Activity: Since only the written part is wanted, repeat the records exactly and omit the pictures.

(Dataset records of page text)

***

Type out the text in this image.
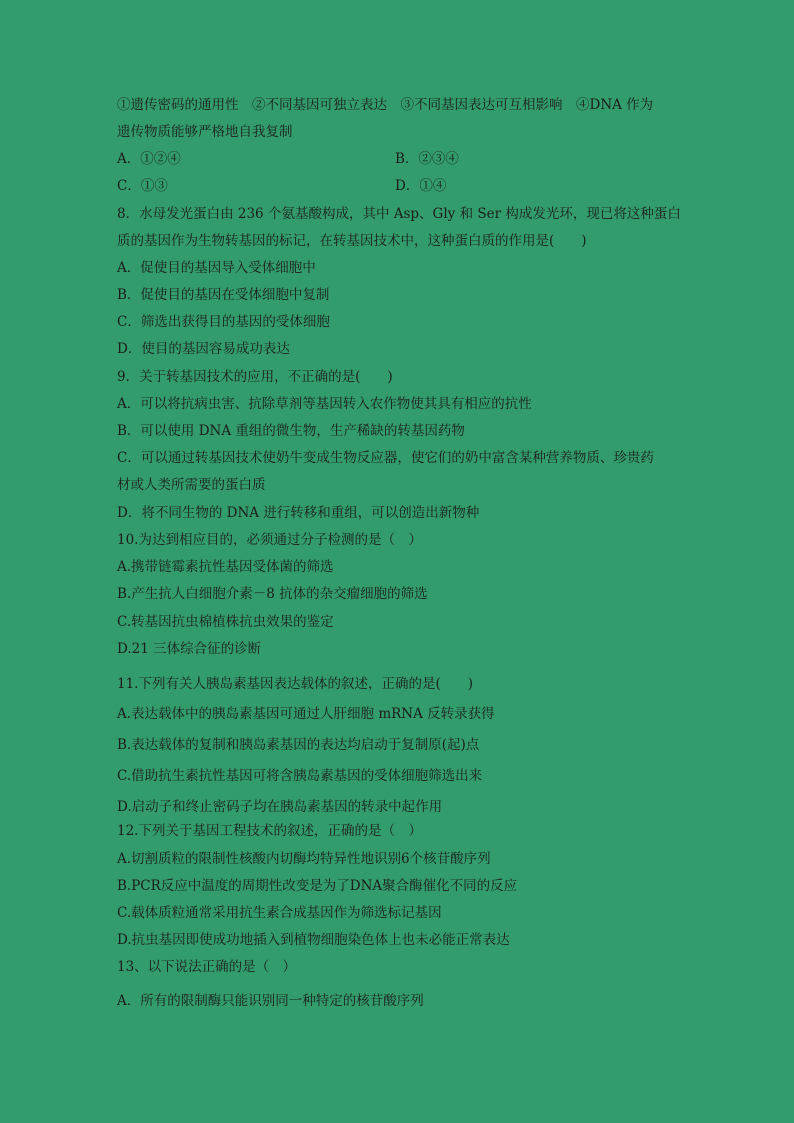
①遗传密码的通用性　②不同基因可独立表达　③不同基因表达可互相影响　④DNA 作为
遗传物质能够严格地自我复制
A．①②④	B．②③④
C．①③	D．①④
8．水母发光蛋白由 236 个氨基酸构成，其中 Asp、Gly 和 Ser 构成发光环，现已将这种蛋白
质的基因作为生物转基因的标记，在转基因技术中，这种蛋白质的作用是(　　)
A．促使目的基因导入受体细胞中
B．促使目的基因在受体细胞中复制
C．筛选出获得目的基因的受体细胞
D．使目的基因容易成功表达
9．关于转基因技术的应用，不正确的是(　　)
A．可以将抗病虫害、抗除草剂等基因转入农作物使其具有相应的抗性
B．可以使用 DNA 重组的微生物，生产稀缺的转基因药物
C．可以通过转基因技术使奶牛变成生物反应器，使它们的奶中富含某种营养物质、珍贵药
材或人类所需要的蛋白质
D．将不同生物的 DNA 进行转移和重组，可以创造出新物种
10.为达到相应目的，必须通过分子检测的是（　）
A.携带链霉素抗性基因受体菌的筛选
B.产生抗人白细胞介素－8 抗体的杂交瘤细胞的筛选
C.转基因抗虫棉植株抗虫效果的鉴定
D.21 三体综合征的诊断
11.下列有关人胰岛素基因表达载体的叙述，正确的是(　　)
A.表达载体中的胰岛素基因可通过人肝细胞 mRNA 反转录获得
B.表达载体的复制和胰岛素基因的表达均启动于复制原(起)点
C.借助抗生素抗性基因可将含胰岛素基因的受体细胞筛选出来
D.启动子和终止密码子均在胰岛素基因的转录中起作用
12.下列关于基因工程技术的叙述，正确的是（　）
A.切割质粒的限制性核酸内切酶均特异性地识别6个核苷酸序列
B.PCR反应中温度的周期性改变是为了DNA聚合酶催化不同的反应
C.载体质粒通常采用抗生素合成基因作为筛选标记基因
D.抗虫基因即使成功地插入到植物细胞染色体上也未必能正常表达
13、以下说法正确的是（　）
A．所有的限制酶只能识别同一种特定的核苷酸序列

***

Task result:
Type out the text in this image.
①遗传密码的通用性　②不同基因可独立表达　③不同基因表达可互相影响　④DNA 作为
遗传物质能够严格地自我复制
A．①②④	B．②③④
C．①③	D．①④
8．水母发光蛋白由 236 个氨基酸构成，其中 Asp、Gly 和 Ser 构成发光环，现已将这种蛋白
质的基因作为生物转基因的标记，在转基因技术中，这种蛋白质的作用是(　　)
A．促使目的基因导入受体细胞中
B．促使目的基因在受体细胞中复制
C．筛选出获得目的基因的受体细胞
D．使目的基因容易成功表达
9．关于转基因技术的应用，不正确的是(　　)
A．可以将抗病虫害、抗除草剂等基因转入农作物使其具有相应的抗性
B．可以使用 DNA 重组的微生物，生产稀缺的转基因药物
C．可以通过转基因技术使奶牛变成生物反应器，使它们的奶中富含某种营养物质、珍贵药
材或人类所需要的蛋白质
D．将不同生物的 DNA 进行转移和重组，可以创造出新物种
10.为达到相应目的，必须通过分子检测的是（　）
A.携带链霉素抗性基因受体菌的筛选
B.产生抗人白细胞介素－8 抗体的杂交瘤细胞的筛选
C.转基因抗虫棉植株抗虫效果的鉴定
D.21 三体综合征的诊断
11.下列有关人胰岛素基因表达载体的叙述，正确的是(　　)
A.表达载体中的胰岛素基因可通过人肝细胞 mRNA 反转录获得
B.表达载体的复制和胰岛素基因的表达均启动于复制原(起)点
C.借助抗生素抗性基因可将含胰岛素基因的受体细胞筛选出来
D.启动子和终止密码子均在胰岛素基因的转录中起作用
12.下列关于基因工程技术的叙述，正确的是（　）
A.切割质粒的限制性核酸内切酶均特异性地识别6个核苷酸序列
B.PCR反应中温度的周期性改变是为了DNA聚合酶催化不同的反应
C.载体质粒通常采用抗生素合成基因作为筛选标记基因
D.抗虫基因即使成功地插入到植物细胞染色体上也未必能正常表达
13、以下说法正确的是（　）
A．所有的限制酶只能识别同一种特定的核苷酸序列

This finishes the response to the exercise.